[Exercise objective]:
Could you write out every record below exactly, leaving out any pictures?

[Exercise data]:
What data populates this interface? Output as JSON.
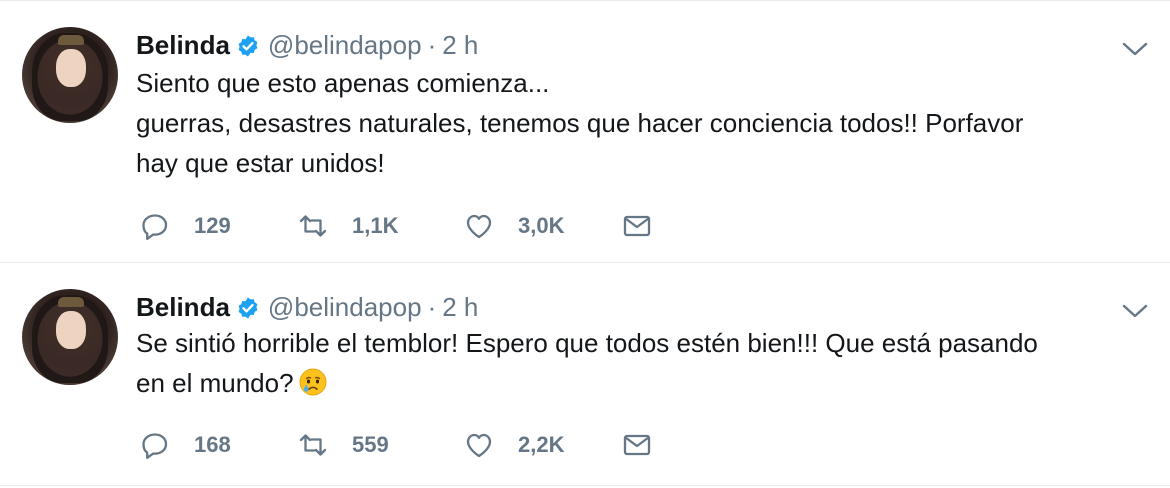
{
  "tweets": [
    {
      "name": "Belinda",
      "handle": "@belindapop",
      "separator": "·",
      "time": "2 h",
      "lines": [
        "Siento que esto apenas comienza...",
        "guerras, desastres naturales, tenemos que hacer conciencia todos!! Porfavor",
        "hay que estar unidos!"
      ],
      "replies": "129",
      "retweets": "1,1K",
      "likes": "3,0K"
    },
    {
      "name": "Belinda",
      "handle": "@belindapop",
      "separator": "·",
      "time": "2 h",
      "lines": [
        "Se sintió horrible el temblor! Espero que todos estén bien!!! Que está pasando",
        "en el mundo?"
      ],
      "emoji": "crying-face-emoji",
      "replies": "168",
      "retweets": "559",
      "likes": "2,2K"
    }
  ],
  "colors": {
    "text": "#14171a",
    "secondary": "#657786",
    "verified": "#1da1f2",
    "border": "#e6ecf0"
  },
  "icons": [
    "verified-badge-icon",
    "chevron-down-icon",
    "reply-icon",
    "retweet-icon",
    "like-icon",
    "direct-message-icon"
  ]
}
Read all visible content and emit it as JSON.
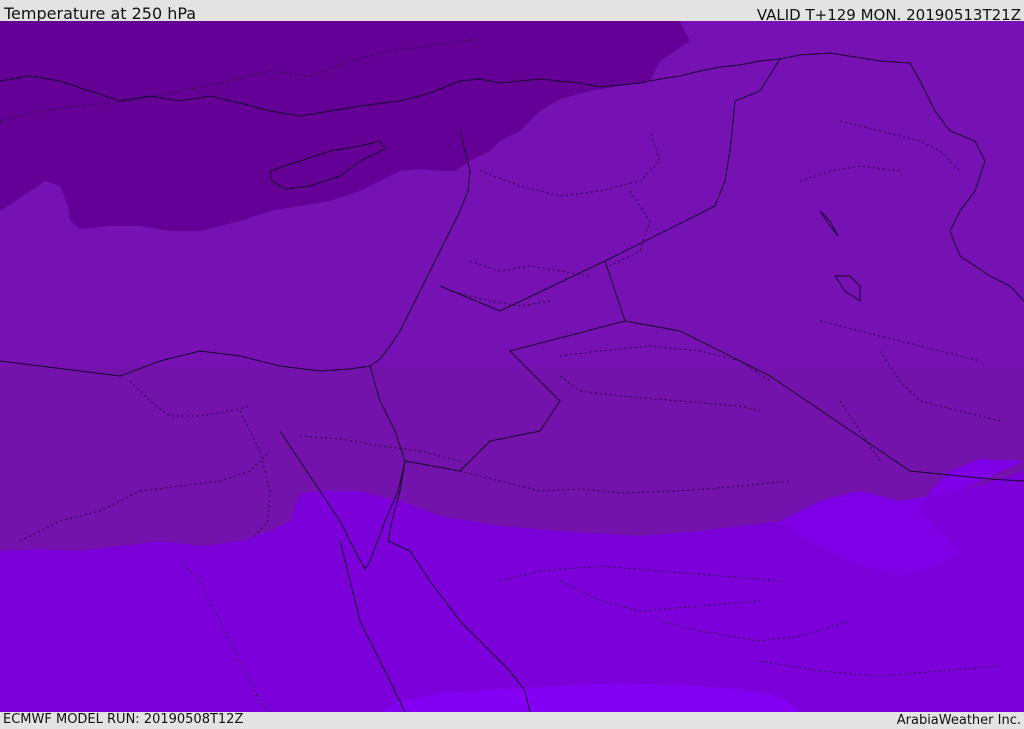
{
  "header": {
    "title": "Temperature at 250 hPa",
    "valid_time": "VALID T+129 MON. 20190513T21Z"
  },
  "footer": {
    "model_run": "ECMWF MODEL RUN: 20190508T12Z",
    "credit": "ArabiaWeather Inc."
  },
  "map": {
    "region": "Eastern Mediterranean / Middle East",
    "colors": {
      "coldest": "#650096",
      "cold": "#7612b3",
      "mid": "#7313ab",
      "warm": "#7c00d9",
      "warmest": "#8400f2",
      "border": "#1a0030"
    }
  }
}
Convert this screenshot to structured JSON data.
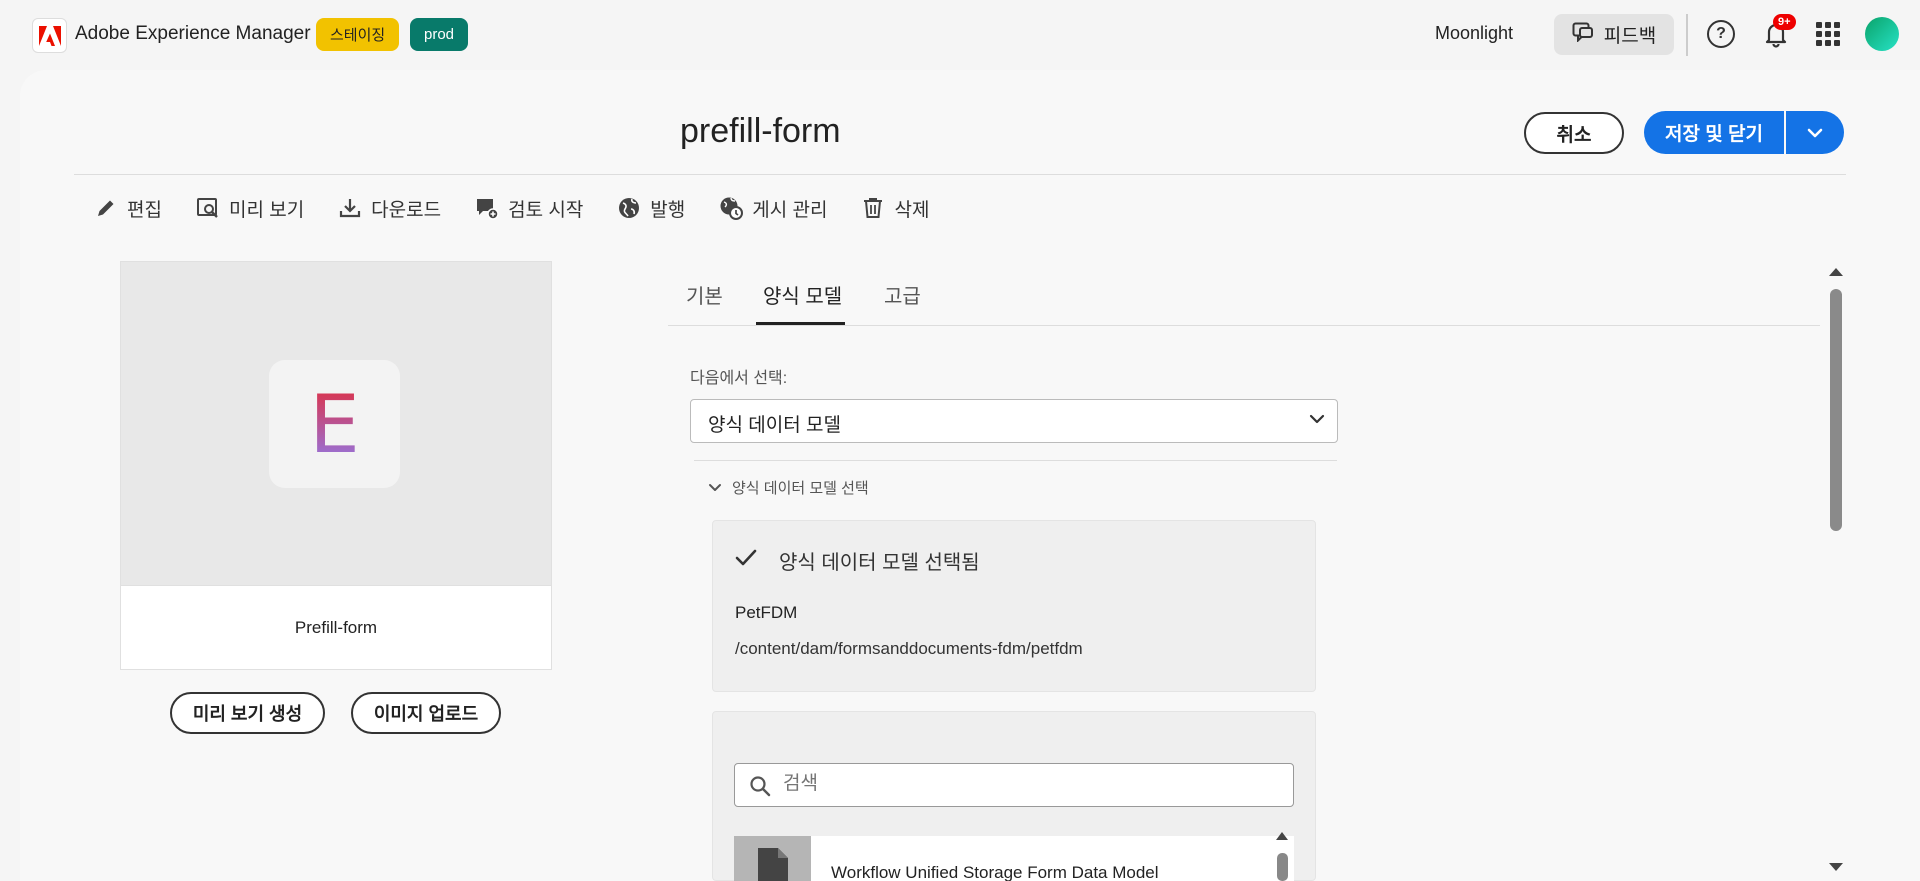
{
  "shell": {
    "app_name": "Adobe Experience Manager",
    "badge_staging": "스테이징",
    "badge_prod": "prod",
    "org_name": "Moonlight",
    "feedback_label": "피드백",
    "notifications_count": "9+",
    "help_glyph": "?"
  },
  "header": {
    "title": "prefill-form",
    "cancel_label": "취소",
    "save_label": "저장 및 닫기"
  },
  "toolbar": {
    "edit": "편집",
    "preview": "미리 보기",
    "download": "다운로드",
    "review": "검토 시작",
    "publish": "발행",
    "manage_publication": "게시 관리",
    "delete": "삭제"
  },
  "thumbnail": {
    "letter": "E",
    "name": "Prefill-form",
    "generate_preview_label": "미리 보기 생성",
    "upload_image_label": "이미지 업로드"
  },
  "tabs": [
    "기본",
    "양식 모델",
    "고급"
  ],
  "form_model": {
    "select_from_label": "다음에서 선택:",
    "select_value": "양식 데이터 모델",
    "accordion_label": "양식 데이터 모델 선택",
    "selected_status": "양식 데이터 모델 선택됨",
    "selected_name": "PetFDM",
    "selected_path": "/content/dam/formsanddocuments-fdm/petfdm",
    "search_placeholder": "검색",
    "results": [
      "Workflow Unified Storage Form Data Model"
    ]
  },
  "colors": {
    "accent": "#1473e6",
    "staging_badge": "#f2c200",
    "prod_badge": "#087a6a",
    "notification": "#e00000"
  }
}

[Reply]:
What data populates this interface? Output as JSON.
{
  "tweets": [
    {
      "name": "Belinda",
      "handle": "@belindapop",
      "separator": "·",
      "time": "2 h",
      "lines": [
        "Siento que esto apenas comienza...",
        "guerras, desastres naturales, tenemos que hacer conciencia todos!! Porfavor",
        "hay que estar unidos!"
      ],
      "replies": "129",
      "retweets": "1,1K",
      "likes": "3,0K"
    },
    {
      "name": "Belinda",
      "handle": "@belindapop",
      "separator": "·",
      "time": "2 h",
      "lines": [
        "Se sintió horrible el temblor! Espero que todos estén bien!!! Que está pasando",
        "en el mundo?"
      ],
      "emoji": "crying-face-emoji",
      "replies": "168",
      "retweets": "559",
      "likes": "2,2K"
    }
  ],
  "colors": {
    "text": "#14171a",
    "secondary": "#657786",
    "verified": "#1da1f2",
    "border": "#e6ecf0"
  },
  "icons": [
    "verified-badge-icon",
    "chevron-down-icon",
    "reply-icon",
    "retweet-icon",
    "like-icon",
    "direct-message-icon"
  ]
}
Read all visible content and emit it as JSON.
{
  "header": {
    "title": "Temperature at 250 hPa",
    "valid_time": "VALID T+129 MON. 20190513T21Z"
  },
  "footer": {
    "model_run": "ECMWF MODEL RUN: 20190508T12Z",
    "credit": "ArabiaWeather Inc."
  },
  "map": {
    "region": "Eastern Mediterranean / Middle East",
    "colors": {
      "coldest": "#650096",
      "cold": "#7612b3",
      "mid": "#7313ab",
      "warm": "#7c00d9",
      "warmest": "#8400f2",
      "border": "#1a0030"
    }
  }
}
Convert this screenshot to structured JSON data.
{
  "shell": {
    "app_name": "Adobe Experience Manager",
    "badge_staging": "스테이징",
    "badge_prod": "prod",
    "org_name": "Moonlight",
    "feedback_label": "피드백",
    "notifications_count": "9+",
    "help_glyph": "?"
  },
  "header": {
    "title": "prefill-form",
    "cancel_label": "취소",
    "save_label": "저장 및 닫기"
  },
  "toolbar": {
    "edit": "편집",
    "preview": "미리 보기",
    "download": "다운로드",
    "review": "검토 시작",
    "publish": "발행",
    "manage_publication": "게시 관리",
    "delete": "삭제"
  },
  "thumbnail": {
    "letter": "E",
    "name": "Prefill-form",
    "generate_preview_label": "미리 보기 생성",
    "upload_image_label": "이미지 업로드"
  },
  "tabs": [
    "기본",
    "양식 모델",
    "고급"
  ],
  "form_model": {
    "select_from_label": "다음에서 선택:",
    "select_value": "양식 데이터 모델",
    "accordion_label": "양식 데이터 모델 선택",
    "selected_status": "양식 데이터 모델 선택됨",
    "selected_name": "PetFDM",
    "selected_path": "/content/dam/formsanddocuments-fdm/petfdm",
    "search_placeholder": "검색",
    "results": [
      "Workflow Unified Storage Form Data Model"
    ]
  },
  "colors": {
    "accent": "#1473e6",
    "staging_badge": "#f2c200",
    "prod_badge": "#087a6a",
    "notification": "#e00000"
  }
}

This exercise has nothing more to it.